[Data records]
= = = =
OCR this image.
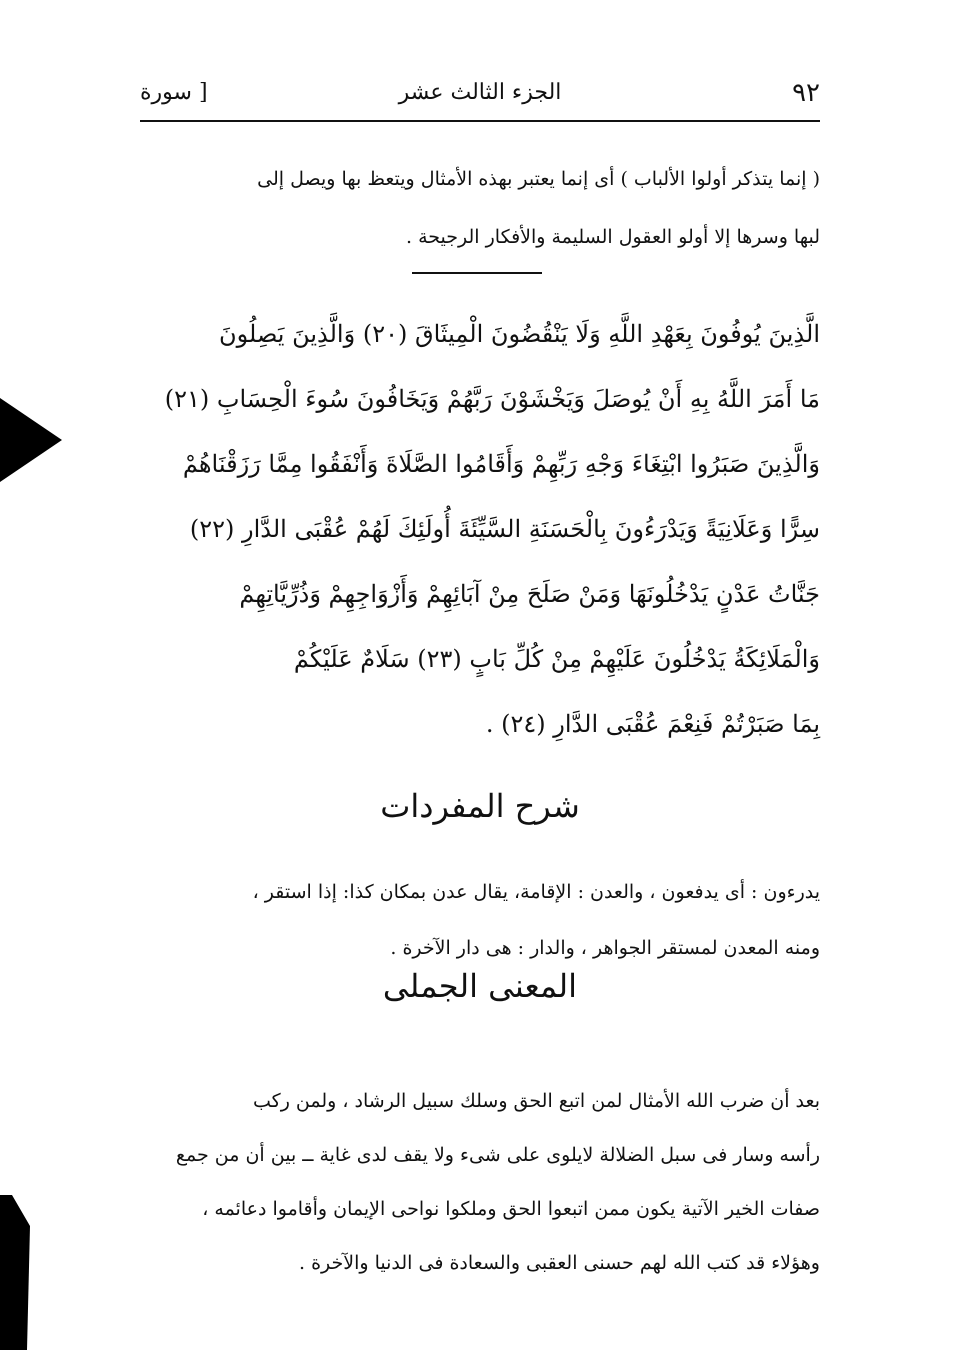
٩٢
الجزء الثالث عشر
[ سورة
( إنما يتذكر أولوا الألباب ) أى إنما يعتبر بهذه الأمثال ويتعظ بها ويصل إلى
لبها وسرها إلا أولو العقول السليمة والأفكار الرجيحة .
الَّذِينَ يُوفُونَ بِعَهْدِ اللَّهِ وَلَا يَنْقُضُونَ الْمِيثَاقَ (٢٠) وَالَّذِينَ يَصِلُونَ
مَا أَمَرَ اللَّهُ بِهِ أَنْ يُوصَلَ وَيَخْشَوْنَ رَبَّهُمْ وَيَخَافُونَ سُوءَ الْحِسَابِ (٢١)
وَالَّذِينَ صَبَرُوا ابْتِغَاءَ وَجْهِ رَبِّهِمْ وَأَقَامُوا الصَّلَاةَ وَأَنْفَقُوا مِمَّا رَزَقْنَاهُمْ
سِرًّا وَعَلَانِيَةً وَيَدْرَءُونَ بِالْحَسَنَةِ السَّيِّئَةَ أُولَئِكَ لَهُمْ عُقْبَى الدَّارِ (٢٢)
جَنَّاتُ عَدْنٍ يَدْخُلُونَهَا وَمَنْ صَلَحَ مِنْ آبَائِهِمْ وَأَزْوَاجِهِمْ وَذُرِّيَّاتِهِمْ
وَالْمَلَائِكَةُ يَدْخُلُونَ عَلَيْهِمْ مِنْ كُلِّ بَابٍ (٢٣) سَلَامٌ عَلَيْكُمْ
بِمَا صَبَرْتُمْ فَنِعْمَ عُقْبَى الدَّارِ (٢٤) .
شرح المفردات
يدرءون : أى يدفعون ، والعدن : الإقامة، يقال عدن بمكان كذا: إذا استقر ،
ومنه المعدن لمستقر الجواهر ، والدار : هى دار الآخرة .
المعنى الجملى
بعد أن ضرب الله الأمثال لمن اتبع الحق وسلك سبيل الرشاد ، ولمن ركب
رأسه وسار فى سبل الضلالة لايلوى على شىء ولا يقف لدى غاية ــ بين أن من جمع
صفات الخير الآتية يكون ممن اتبعوا الحق وملكوا نواحى الإيمان وأقاموا دعائمه ،
وهؤلاء قد كتب الله لهم حسنى العقبى والسعادة فى الدنيا والآخرة .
= = = =
▸ THE TASK
Take the listing above and restate it word for word, without its pictures.

▸ RESULT OF THE EXERCISE
OCR this image.
٩٢
الجزء الثالث عشر
[ سورة
( إنما يتذكر أولوا الألباب ) أى إنما يعتبر بهذه الأمثال ويتعظ بها ويصل إلى
لبها وسرها إلا أولو العقول السليمة والأفكار الرجيحة .
الَّذِينَ يُوفُونَ بِعَهْدِ اللَّهِ وَلَا يَنْقُضُونَ الْمِيثَاقَ (٢٠) وَالَّذِينَ يَصِلُونَ
مَا أَمَرَ اللَّهُ بِهِ أَنْ يُوصَلَ وَيَخْشَوْنَ رَبَّهُمْ وَيَخَافُونَ سُوءَ الْحِسَابِ (٢١)
وَالَّذِينَ صَبَرُوا ابْتِغَاءَ وَجْهِ رَبِّهِمْ وَأَقَامُوا الصَّلَاةَ وَأَنْفَقُوا مِمَّا رَزَقْنَاهُمْ
سِرًّا وَعَلَانِيَةً وَيَدْرَءُونَ بِالْحَسَنَةِ السَّيِّئَةَ أُولَئِكَ لَهُمْ عُقْبَى الدَّارِ (٢٢)
جَنَّاتُ عَدْنٍ يَدْخُلُونَهَا وَمَنْ صَلَحَ مِنْ آبَائِهِمْ وَأَزْوَاجِهِمْ وَذُرِّيَّاتِهِمْ
وَالْمَلَائِكَةُ يَدْخُلُونَ عَلَيْهِمْ مِنْ كُلِّ بَابٍ (٢٣) سَلَامٌ عَلَيْكُمْ
بِمَا صَبَرْتُمْ فَنِعْمَ عُقْبَى الدَّارِ (٢٤) .
شرح المفردات
يدرءون : أى يدفعون ، والعدن : الإقامة، يقال عدن بمكان كذا: إذا استقر ،
ومنه المعدن لمستقر الجواهر ، والدار : هى دار الآخرة .
المعنى الجملى
بعد أن ضرب الله الأمثال لمن اتبع الحق وسلك سبيل الرشاد ، ولمن ركب
رأسه وسار فى سبل الضلالة لايلوى على شىء ولا يقف لدى غاية ــ بين أن من جمع
صفات الخير الآتية يكون ممن اتبعوا الحق وملكوا نواحى الإيمان وأقاموا دعائمه ،
وهؤلاء قد كتب الله لهم حسنى العقبى والسعادة فى الدنيا والآخرة .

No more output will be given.